-- Aim --
Answer with a single number: the count of lines that include the string "JSON".
_____
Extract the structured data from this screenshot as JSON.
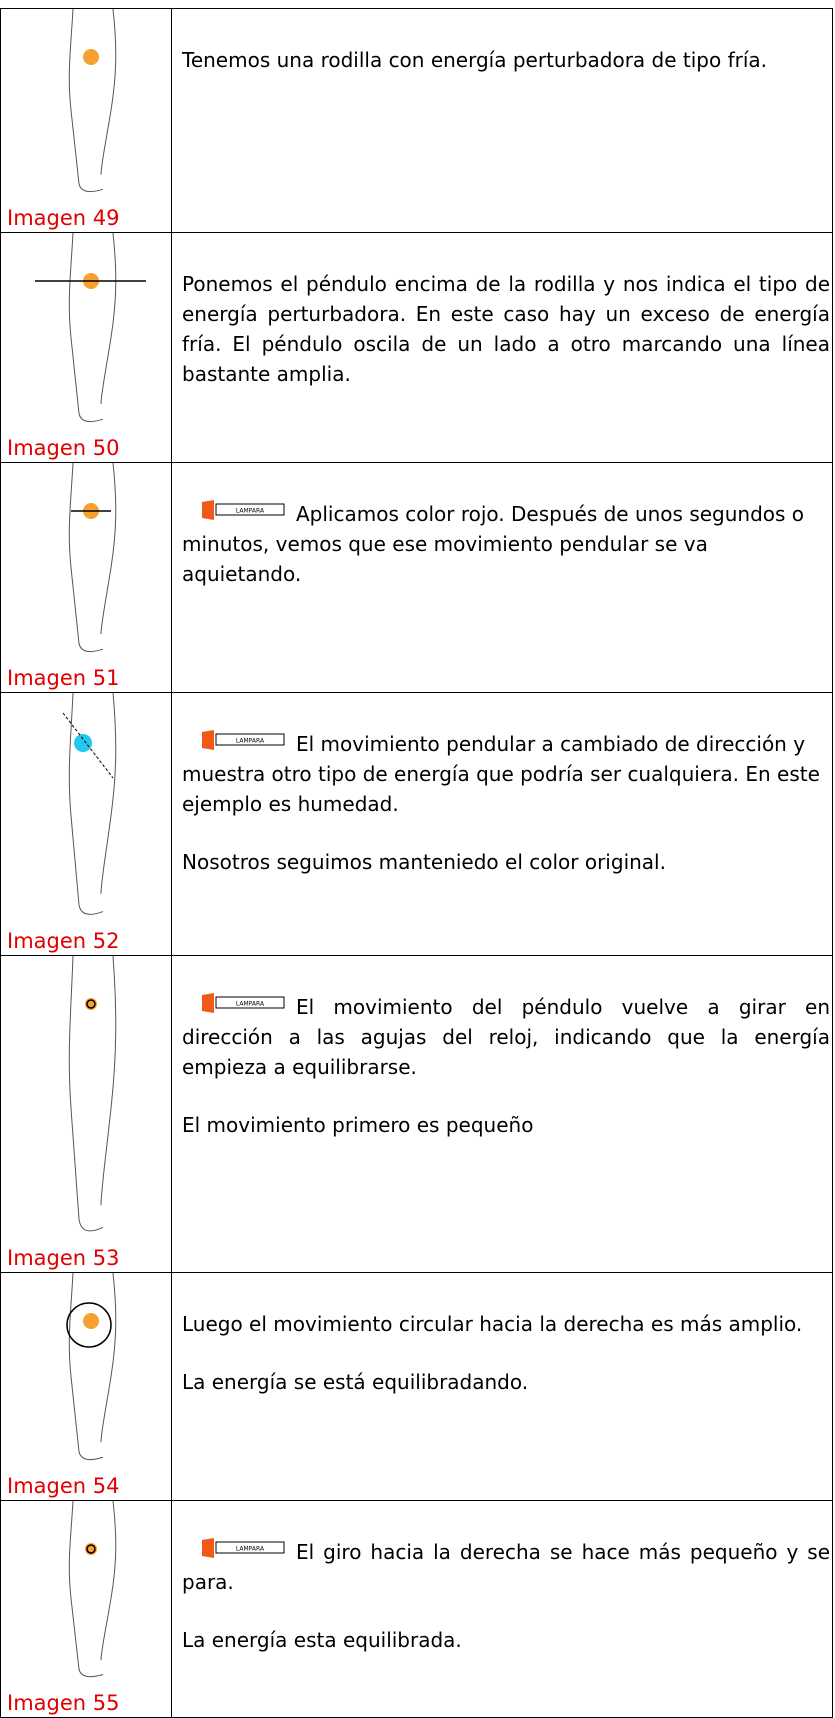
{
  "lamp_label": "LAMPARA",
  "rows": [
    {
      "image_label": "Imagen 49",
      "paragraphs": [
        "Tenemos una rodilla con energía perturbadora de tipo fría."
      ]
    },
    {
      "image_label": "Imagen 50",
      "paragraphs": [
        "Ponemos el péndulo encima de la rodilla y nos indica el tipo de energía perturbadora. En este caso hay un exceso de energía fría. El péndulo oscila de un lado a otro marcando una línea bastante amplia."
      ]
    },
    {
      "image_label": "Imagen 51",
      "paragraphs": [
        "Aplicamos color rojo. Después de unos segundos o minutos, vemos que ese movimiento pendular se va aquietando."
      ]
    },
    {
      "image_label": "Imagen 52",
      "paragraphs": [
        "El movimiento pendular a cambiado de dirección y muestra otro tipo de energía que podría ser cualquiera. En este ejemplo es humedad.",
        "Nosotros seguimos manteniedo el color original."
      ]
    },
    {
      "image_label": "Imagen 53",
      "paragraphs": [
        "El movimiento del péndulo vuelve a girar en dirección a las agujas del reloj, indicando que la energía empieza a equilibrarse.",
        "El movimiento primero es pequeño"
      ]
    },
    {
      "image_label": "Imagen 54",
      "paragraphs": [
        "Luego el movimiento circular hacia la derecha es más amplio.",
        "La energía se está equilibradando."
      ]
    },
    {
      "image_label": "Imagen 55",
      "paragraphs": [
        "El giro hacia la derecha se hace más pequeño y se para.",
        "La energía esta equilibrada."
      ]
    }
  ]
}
_____
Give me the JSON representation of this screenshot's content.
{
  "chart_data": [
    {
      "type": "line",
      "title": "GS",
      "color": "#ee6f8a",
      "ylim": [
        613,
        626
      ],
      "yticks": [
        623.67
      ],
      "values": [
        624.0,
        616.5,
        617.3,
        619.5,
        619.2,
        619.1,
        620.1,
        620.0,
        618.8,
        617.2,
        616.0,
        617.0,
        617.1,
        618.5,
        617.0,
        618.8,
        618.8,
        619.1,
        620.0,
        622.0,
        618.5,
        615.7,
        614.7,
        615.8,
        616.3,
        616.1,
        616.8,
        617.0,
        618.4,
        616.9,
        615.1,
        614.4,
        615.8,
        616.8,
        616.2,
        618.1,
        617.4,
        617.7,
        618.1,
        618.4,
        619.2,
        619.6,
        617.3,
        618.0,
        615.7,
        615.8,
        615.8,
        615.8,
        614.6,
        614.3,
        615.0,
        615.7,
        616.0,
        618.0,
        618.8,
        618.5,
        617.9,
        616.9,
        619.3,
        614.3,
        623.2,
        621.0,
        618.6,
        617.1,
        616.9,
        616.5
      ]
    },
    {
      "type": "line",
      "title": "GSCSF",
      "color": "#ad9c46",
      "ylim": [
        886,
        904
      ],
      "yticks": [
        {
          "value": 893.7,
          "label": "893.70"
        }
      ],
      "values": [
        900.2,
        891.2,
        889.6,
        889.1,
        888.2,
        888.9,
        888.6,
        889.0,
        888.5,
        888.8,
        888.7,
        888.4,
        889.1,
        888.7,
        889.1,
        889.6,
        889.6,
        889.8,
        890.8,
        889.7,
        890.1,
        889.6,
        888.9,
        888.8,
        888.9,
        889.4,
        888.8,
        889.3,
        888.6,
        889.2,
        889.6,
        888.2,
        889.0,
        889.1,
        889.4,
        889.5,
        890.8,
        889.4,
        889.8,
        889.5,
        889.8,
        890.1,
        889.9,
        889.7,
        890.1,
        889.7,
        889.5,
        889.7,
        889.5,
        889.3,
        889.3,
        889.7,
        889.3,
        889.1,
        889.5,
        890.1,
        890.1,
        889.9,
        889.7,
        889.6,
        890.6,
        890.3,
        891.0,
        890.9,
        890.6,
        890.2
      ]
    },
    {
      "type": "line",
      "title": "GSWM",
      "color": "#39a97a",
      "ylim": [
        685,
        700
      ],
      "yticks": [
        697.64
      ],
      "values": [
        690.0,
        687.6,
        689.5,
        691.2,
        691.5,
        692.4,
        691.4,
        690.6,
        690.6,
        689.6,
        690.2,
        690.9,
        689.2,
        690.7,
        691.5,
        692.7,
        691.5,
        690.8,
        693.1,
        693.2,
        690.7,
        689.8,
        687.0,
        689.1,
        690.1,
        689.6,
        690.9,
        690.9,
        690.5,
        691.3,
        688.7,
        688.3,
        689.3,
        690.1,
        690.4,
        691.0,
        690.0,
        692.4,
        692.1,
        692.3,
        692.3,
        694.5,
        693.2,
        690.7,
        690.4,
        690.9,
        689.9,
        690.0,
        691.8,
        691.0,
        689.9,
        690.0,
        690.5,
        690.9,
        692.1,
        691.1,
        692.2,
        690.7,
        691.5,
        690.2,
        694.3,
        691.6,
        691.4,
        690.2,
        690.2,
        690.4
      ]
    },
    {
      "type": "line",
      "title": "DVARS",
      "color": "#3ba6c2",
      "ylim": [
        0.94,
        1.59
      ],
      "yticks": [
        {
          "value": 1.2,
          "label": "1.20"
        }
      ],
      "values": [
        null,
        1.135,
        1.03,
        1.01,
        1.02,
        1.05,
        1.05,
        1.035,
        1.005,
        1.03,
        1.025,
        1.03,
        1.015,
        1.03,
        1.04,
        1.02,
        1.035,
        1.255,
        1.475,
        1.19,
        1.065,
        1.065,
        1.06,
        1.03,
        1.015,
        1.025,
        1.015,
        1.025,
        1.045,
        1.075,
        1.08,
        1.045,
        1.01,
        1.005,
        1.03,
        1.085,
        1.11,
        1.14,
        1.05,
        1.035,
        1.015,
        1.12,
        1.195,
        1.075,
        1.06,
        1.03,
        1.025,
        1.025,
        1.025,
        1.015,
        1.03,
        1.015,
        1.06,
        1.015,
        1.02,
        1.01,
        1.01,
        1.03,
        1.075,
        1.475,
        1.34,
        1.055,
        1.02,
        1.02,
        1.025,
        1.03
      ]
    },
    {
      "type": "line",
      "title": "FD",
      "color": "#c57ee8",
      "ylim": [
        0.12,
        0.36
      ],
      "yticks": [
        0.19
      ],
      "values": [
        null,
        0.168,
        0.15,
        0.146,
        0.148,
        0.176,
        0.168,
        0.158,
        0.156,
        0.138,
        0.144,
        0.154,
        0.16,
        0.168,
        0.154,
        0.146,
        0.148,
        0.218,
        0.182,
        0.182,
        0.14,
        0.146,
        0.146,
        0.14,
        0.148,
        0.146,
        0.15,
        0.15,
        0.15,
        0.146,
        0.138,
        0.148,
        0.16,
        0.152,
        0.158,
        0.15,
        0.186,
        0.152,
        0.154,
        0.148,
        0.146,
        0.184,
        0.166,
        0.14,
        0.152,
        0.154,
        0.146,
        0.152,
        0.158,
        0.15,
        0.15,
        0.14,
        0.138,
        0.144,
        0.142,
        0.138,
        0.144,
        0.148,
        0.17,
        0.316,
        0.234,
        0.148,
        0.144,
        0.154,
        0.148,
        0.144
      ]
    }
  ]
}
_____
-- Output of the task --
2